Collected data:

'''

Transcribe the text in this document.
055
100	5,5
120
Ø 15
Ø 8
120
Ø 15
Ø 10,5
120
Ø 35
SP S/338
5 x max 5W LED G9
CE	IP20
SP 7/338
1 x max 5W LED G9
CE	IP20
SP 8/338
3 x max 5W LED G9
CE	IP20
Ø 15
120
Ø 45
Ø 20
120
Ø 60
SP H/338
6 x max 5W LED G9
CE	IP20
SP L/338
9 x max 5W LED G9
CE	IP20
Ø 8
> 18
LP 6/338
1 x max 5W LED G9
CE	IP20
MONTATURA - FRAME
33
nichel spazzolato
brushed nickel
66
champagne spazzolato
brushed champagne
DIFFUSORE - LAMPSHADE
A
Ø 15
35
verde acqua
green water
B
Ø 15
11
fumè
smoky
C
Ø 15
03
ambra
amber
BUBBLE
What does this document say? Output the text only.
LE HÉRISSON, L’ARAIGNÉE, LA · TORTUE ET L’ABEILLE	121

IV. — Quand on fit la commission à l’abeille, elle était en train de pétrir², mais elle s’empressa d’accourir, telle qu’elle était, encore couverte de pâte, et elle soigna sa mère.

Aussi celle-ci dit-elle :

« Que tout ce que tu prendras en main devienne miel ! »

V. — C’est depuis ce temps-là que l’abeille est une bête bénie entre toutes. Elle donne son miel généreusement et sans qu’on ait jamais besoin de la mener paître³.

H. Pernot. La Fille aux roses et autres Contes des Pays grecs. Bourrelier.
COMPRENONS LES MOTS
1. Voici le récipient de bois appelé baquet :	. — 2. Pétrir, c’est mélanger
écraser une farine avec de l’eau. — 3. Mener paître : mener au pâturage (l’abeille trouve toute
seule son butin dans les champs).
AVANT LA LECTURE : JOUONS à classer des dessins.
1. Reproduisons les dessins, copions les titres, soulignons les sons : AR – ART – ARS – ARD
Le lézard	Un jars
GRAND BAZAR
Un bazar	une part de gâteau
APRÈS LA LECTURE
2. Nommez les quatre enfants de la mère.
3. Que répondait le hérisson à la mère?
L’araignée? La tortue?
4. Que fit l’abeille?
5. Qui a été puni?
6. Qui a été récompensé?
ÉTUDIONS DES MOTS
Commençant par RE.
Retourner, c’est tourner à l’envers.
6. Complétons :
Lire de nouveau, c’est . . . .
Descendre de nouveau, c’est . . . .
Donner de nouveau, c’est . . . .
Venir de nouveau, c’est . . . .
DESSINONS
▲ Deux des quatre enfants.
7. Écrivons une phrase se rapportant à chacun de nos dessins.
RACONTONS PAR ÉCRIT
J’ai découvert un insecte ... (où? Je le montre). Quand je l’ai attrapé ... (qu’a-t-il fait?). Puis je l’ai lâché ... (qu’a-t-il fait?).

'''

Go back to the listing above and please repeat it exactly.

**Answer**.
Transcribe the text in this document.
055
100	5,5
120
Ø 15
Ø 8
120
Ø 15
Ø 10,5
120
Ø 35
SP S/338
5 x max 5W LED G9
CE	IP20
SP 7/338
1 x max 5W LED G9
CE	IP20
SP 8/338
3 x max 5W LED G9
CE	IP20
Ø 15
120
Ø 45
Ø 20
120
Ø 60
SP H/338
6 x max 5W LED G9
CE	IP20
SP L/338
9 x max 5W LED G9
CE	IP20
Ø 8
> 18
LP 6/338
1 x max 5W LED G9
CE	IP20
MONTATURA - FRAME
33
nichel spazzolato
brushed nickel
66
champagne spazzolato
brushed champagne
DIFFUSORE - LAMPSHADE
A
Ø 15
35
verde acqua
green water
B
Ø 15
11
fumè
smoky
C
Ø 15
03
ambra
amber
BUBBLE
What does this document say? Output the text only.
LE HÉRISSON, L’ARAIGNÉE, LA · TORTUE ET L’ABEILLE	121

IV. — Quand on fit la commission à l’abeille, elle était en train de pétrir², mais elle s’empressa d’accourir, telle qu’elle était, encore couverte de pâte, et elle soigna sa mère.

Aussi celle-ci dit-elle :

« Que tout ce que tu prendras en main devienne miel ! »

V. — C’est depuis ce temps-là que l’abeille est une bête bénie entre toutes. Elle donne son miel généreusement et sans qu’on ait jamais besoin de la mener paître³.

H. Pernot. La Fille aux roses et autres Contes des Pays grecs. Bourrelier.
COMPRENONS LES MOTS
1. Voici le récipient de bois appelé baquet :	. — 2. Pétrir, c’est mélanger
écraser une farine avec de l’eau. — 3. Mener paître : mener au pâturage (l’abeille trouve toute
seule son butin dans les champs).
AVANT LA LECTURE : JOUONS à classer des dessins.
1. Reproduisons les dessins, copions les titres, soulignons les sons : AR – ART – ARS – ARD
Le lézard	Un jars
GRAND BAZAR
Un bazar	une part de gâteau
APRÈS LA LECTURE
2. Nommez les quatre enfants de la mère.
3. Que répondait le hérisson à la mère?
L’araignée? La tortue?
4. Que fit l’abeille?
5. Qui a été puni?
6. Qui a été récompensé?
ÉTUDIONS DES MOTS
Commençant par RE.
Retourner, c’est tourner à l’envers.
6. Complétons :
Lire de nouveau, c’est . . . .
Descendre de nouveau, c’est . . . .
Donner de nouveau, c’est . . . .
Venir de nouveau, c’est . . . .
DESSINONS
▲ Deux des quatre enfants.
7. Écrivons une phrase se rapportant à chacun de nos dessins.
RACONTONS PAR ÉCRIT
J’ai découvert un insecte ... (où? Je le montre). Quand je l’ai attrapé ... (qu’a-t-il fait?). Puis je l’ai lâché ... (qu’a-t-il fait?).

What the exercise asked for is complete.